#### Selected extract:

We started our spring field season in Churchill, Manitoba, approximately two weeks ago. Our goal is to locate as many family groups as possible before females begin to head far out on the sea ice with their young cubs. Weather conditions prevented us from flying for nearly a week though - frigid cold air temperatures hovered around -30 Celsius with even colder wind chills. This made working on cubs unsafe and so we decided to wait out the cold weather.

Today was our fourth day of flying through Wapusk National Park in search of females coming out of their dens and moving along the coastline. We spent much of our time searching for tracks and following them closely, making dips and turns in the air - a fun ride indeed! We did spot our first family group - a mom and her single cub - but they made a swift return to their safe and cozy den.

Despite our long hours coasting the skies (over thirteen hours so far), we have yet to see any more family groups. It may be that the frigid temperatures here are keeping moms and cubs in their dens a bit longer until conditions are less risky for the cubs, who have very low body fat at such an early stage in their life.

It is important for us to monitor polar bears during this time of year because it allows us to target a very special group: adult females and cubs. My research objectives are to determine the diet composition and body condition of this particular group and, using a 20-year historical dataset, identify potential shifts that may be occurring in this region due to declining sea ice coverage.

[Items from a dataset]
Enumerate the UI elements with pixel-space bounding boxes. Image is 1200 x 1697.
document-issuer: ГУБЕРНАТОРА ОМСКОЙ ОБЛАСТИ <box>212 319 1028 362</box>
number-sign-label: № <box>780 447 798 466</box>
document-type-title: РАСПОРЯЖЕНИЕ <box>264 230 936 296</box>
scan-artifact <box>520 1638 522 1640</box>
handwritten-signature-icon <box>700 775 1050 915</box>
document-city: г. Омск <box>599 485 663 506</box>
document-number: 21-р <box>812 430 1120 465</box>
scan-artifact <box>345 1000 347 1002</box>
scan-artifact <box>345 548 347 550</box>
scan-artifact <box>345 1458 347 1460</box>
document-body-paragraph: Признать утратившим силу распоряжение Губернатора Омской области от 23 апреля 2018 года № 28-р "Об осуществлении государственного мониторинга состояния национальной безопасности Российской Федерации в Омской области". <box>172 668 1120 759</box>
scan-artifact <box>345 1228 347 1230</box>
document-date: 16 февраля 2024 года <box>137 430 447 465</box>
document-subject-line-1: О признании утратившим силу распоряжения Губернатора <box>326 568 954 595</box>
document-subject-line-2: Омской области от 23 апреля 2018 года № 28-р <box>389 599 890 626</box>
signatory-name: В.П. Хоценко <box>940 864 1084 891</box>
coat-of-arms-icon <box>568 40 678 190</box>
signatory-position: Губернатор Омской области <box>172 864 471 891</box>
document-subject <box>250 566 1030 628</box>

#### Tasks and exercises:
A - In the text about the polar bear field season, what were the air temperatures during the week when weather kept the team from flying?
B - Carry the text about the polar bear field season forward from its final sentence.

#### Responses by item number:
A - Around -30 Celsius, with even colder wind chills.

B -
Adult females require a substantial amount of energy reserves, which they gather during the seal pupping period (April - May) far out on the sea ice. The fat and energy they store is then used to support pregnancy, birth, and especially lactation as polar bear milk is very high in fat. Using a small biopsy sample taken from the rump of each female, we can identify specifics in her diet and her overall body condition (or total fatness) and assess how this is reflected in her reproductive success (like litter size and cub mass) over a long-term scale. It is possible that an earlier sea ice breakup reduces the foraging window for female polar bears, meaning they will come ashore with less body fat and therefore less energy reserves to raise their cubs.

Our research objectives here in Churchill are ongoing. Each day that we get to head out in the field in search of family groups is very important, as every little bit of information we gather helps to create a clearer picture of what exactly may be occurring with the Western Hudson Bay polar bear subpopulation. We will continue to hope for excellent weather conditions and are eager to work on our first family group of this season.